### Problem details
Locate each line below that includes "name" and reproduce it.

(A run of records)
════════════════════
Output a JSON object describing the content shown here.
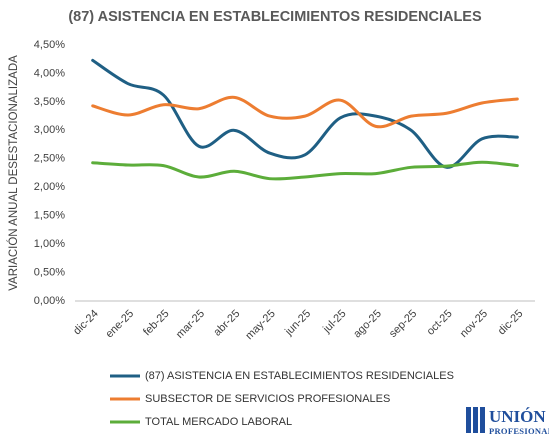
{
  "chart_data": {
    "type": "line",
    "title": "(87) ASISTENCIA EN ESTABLECIMIENTOS RESIDENCIALES",
    "y_label": "VARIACIÓN ANUAL DESESTACIONALIZADA",
    "categories": [
      "dic-24",
      "ene-25",
      "feb-25",
      "mar-25",
      "abr-25",
      "may-25",
      "jun-25",
      "jul-25",
      "ago-25",
      "sep-25",
      "oct-25",
      "nov-25",
      "dic-25"
    ],
    "series": [
      {
        "name": "(87) ASISTENCIA EN ESTABLECIMIENTOS RESIDENCIALES",
        "color": "#1f5f84",
        "values": [
          4.23,
          3.82,
          3.62,
          2.72,
          3.0,
          2.6,
          2.57,
          3.22,
          3.25,
          3.0,
          2.35,
          2.85,
          2.88
        ]
      },
      {
        "name": "SUBSECTOR DE SERVICIOS PROFESIONALES",
        "color": "#ed7d31",
        "values": [
          3.43,
          3.27,
          3.45,
          3.38,
          3.58,
          3.25,
          3.25,
          3.53,
          3.07,
          3.25,
          3.3,
          3.48,
          3.55
        ]
      },
      {
        "name": "TOTAL MERCADO LABORAL",
        "color": "#5cad3a",
        "values": [
          2.43,
          2.39,
          2.38,
          2.18,
          2.28,
          2.15,
          2.18,
          2.24,
          2.24,
          2.35,
          2.37,
          2.44,
          2.38
        ]
      }
    ],
    "ylim": [
      0,
      4.5
    ],
    "yticks": [
      {
        "value": 0,
        "label": "0,00%"
      },
      {
        "value": 0.5,
        "label": "0,50%"
      },
      {
        "value": 1,
        "label": "1,00%"
      },
      {
        "value": 1.5,
        "label": "1,50%"
      },
      {
        "value": 2,
        "label": "2,00%"
      },
      {
        "value": 2.5,
        "label": "2,50%"
      },
      {
        "value": 3,
        "label": "3,00%"
      },
      {
        "value": 3.5,
        "label": "3,50%"
      },
      {
        "value": 4,
        "label": "4,00%"
      },
      {
        "value": 4.5,
        "label": "4,50%"
      }
    ],
    "grid": false,
    "smooth": true
  },
  "logo": {
    "line1": "UNIÓN",
    "line2": "PROFESIONAL"
  }
}
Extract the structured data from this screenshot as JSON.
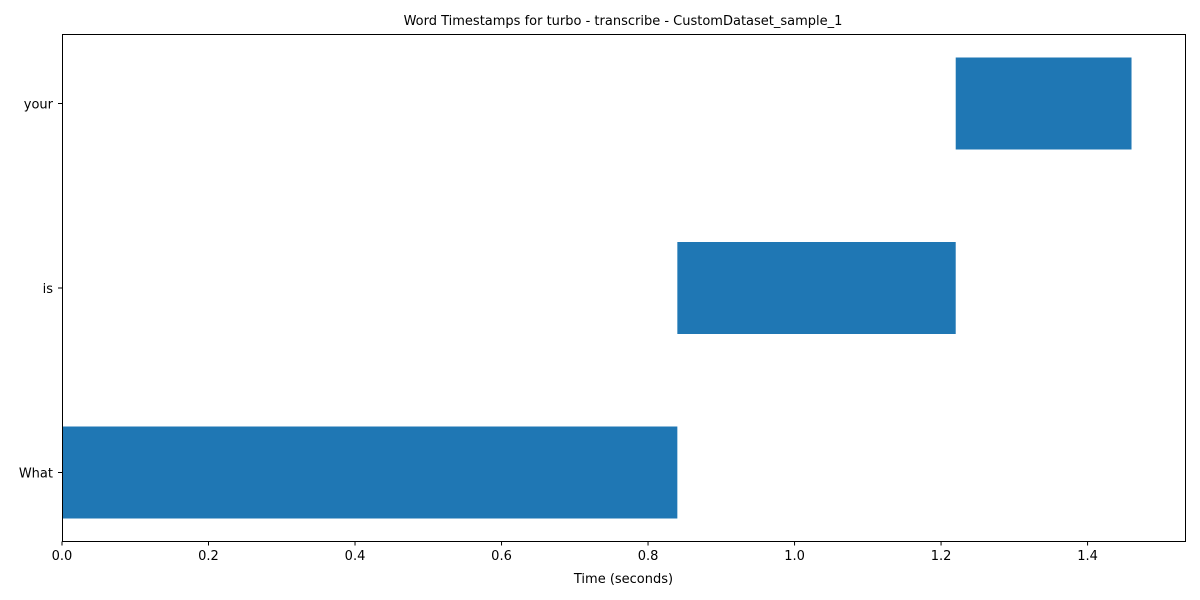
{
  "chart_data": {
    "type": "bar",
    "orientation": "horizontal",
    "title": "Word Timestamps for turbo - transcribe - CustomDataset_sample_1",
    "xlabel": "Time (seconds)",
    "ylabel": "",
    "xlim": [
      0.0,
      1.533
    ],
    "x_ticks": [
      0.0,
      0.2,
      0.4,
      0.6,
      0.8,
      1.0,
      1.2,
      1.4
    ],
    "x_tick_labels": [
      "0.0",
      "0.2",
      "0.4",
      "0.6",
      "0.8",
      "1.0",
      "1.2",
      "1.4"
    ],
    "categories": [
      "What",
      "is",
      "your"
    ],
    "segments": [
      {
        "word": "What",
        "start": 0.0,
        "end": 0.84
      },
      {
        "word": "is",
        "start": 0.84,
        "end": 1.22
      },
      {
        "word": "your",
        "start": 1.22,
        "end": 1.46
      }
    ],
    "grid": false,
    "legend": "none",
    "colors": {
      "bar": "#1f77b4",
      "axis": "#000000",
      "background": "#ffffff"
    }
  }
}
════════════════════
### Written answer
        "name": "(87) ASISTENCIA EN ESTABLECIMIENTOS RESIDENCIALES",
        "name": "SUBSECTOR DE SERVICIOS PROFESIONALES",
        "name": "TOTAL MERCADO LABORAL",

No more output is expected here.